#### [Exercise details]
Quote the listing below in its entirety.

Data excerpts
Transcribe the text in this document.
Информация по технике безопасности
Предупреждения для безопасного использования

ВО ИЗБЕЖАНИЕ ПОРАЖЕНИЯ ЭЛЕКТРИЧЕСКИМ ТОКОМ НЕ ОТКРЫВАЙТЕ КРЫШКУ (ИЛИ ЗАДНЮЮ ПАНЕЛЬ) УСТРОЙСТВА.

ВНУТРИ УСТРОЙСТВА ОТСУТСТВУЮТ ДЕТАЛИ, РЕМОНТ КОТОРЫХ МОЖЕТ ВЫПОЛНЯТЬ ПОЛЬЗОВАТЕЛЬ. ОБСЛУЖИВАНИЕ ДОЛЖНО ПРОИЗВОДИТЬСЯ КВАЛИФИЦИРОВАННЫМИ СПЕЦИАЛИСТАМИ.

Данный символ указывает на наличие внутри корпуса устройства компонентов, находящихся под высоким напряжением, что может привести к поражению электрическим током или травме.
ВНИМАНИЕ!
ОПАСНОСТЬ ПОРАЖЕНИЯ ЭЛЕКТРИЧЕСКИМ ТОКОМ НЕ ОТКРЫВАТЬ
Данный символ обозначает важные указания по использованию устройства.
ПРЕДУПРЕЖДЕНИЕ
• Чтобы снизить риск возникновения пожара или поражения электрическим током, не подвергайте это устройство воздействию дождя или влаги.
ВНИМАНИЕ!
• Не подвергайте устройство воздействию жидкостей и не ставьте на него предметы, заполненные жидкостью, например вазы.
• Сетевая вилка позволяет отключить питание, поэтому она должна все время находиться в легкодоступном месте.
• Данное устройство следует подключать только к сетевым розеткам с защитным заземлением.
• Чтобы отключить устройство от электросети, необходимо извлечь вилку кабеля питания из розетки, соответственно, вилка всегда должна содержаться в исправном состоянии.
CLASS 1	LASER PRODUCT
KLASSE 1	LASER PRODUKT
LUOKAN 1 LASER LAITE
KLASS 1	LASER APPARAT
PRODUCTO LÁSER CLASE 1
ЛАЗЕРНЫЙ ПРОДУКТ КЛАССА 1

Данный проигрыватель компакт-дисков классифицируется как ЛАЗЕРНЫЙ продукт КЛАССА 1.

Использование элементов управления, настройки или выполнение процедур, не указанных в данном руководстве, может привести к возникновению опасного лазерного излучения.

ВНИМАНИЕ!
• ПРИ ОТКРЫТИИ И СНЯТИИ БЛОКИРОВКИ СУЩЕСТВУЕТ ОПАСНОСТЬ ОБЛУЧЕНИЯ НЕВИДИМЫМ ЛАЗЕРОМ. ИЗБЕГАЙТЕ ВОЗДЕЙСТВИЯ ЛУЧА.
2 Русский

#### [Result of this task]
Transcribe the text in this document.
Информация по технике безопасности
Предупреждения для безопасного использования

ВО ИЗБЕЖАНИЕ ПОРАЖЕНИЯ ЭЛЕКТРИЧЕСКИМ ТОКОМ НЕ ОТКРЫВАЙТЕ КРЫШКУ (ИЛИ ЗАДНЮЮ ПАНЕЛЬ) УСТРОЙСТВА.

ВНУТРИ УСТРОЙСТВА ОТСУТСТВУЮТ ДЕТАЛИ, РЕМОНТ КОТОРЫХ МОЖЕТ ВЫПОЛНЯТЬ ПОЛЬЗОВАТЕЛЬ. ОБСЛУЖИВАНИЕ ДОЛЖНО ПРОИЗВОДИТЬСЯ КВАЛИФИЦИРОВАННЫМИ СПЕЦИАЛИСТАМИ.

Данный символ указывает на наличие внутри корпуса устройства компонентов, находящихся под высоким напряжением, что может привести к поражению электрическим током или травме.
ВНИМАНИЕ!
ОПАСНОСТЬ ПОРАЖЕНИЯ ЭЛЕКТРИЧЕСКИМ ТОКОМ НЕ ОТКРЫВАТЬ
Данный символ обозначает важные указания по использованию устройства.
ПРЕДУПРЕЖДЕНИЕ
• Чтобы снизить риск возникновения пожара или поражения электрическим током, не подвергайте это устройство воздействию дождя или влаги.
ВНИМАНИЕ!
• Не подвергайте устройство воздействию жидкостей и не ставьте на него предметы, заполненные жидкостью, например вазы.
• Сетевая вилка позволяет отключить питание, поэтому она должна все время находиться в легкодоступном месте.
• Данное устройство следует подключать только к сетевым розеткам с защитным заземлением.
• Чтобы отключить устройство от электросети, необходимо извлечь вилку кабеля питания из розетки, соответственно, вилка всегда должна содержаться в исправном состоянии.
CLASS 1	LASER PRODUCT
KLASSE 1	LASER PRODUKT
LUOKAN 1 LASER LAITE
KLASS 1	LASER APPARAT
PRODUCTO LÁSER CLASE 1
ЛАЗЕРНЫЙ ПРОДУКТ КЛАССА 1

Данный проигрыватель компакт-дисков классифицируется как ЛАЗЕРНЫЙ продукт КЛАССА 1.

Использование элементов управления, настройки или выполнение процедур, не указанных в данном руководстве, может привести к возникновению опасного лазерного излучения.

ВНИМАНИЕ!
• ПРИ ОТКРЫТИИ И СНЯТИИ БЛОКИРОВКИ СУЩЕСТВУЕТ ОПАСНОСТЬ ОБЛУЧЕНИЯ НЕВИДИМЫМ ЛАЗЕРОМ. ИЗБЕГАЙТЕ ВОЗДЕЙСТВИЯ ЛУЧА.
2 Русский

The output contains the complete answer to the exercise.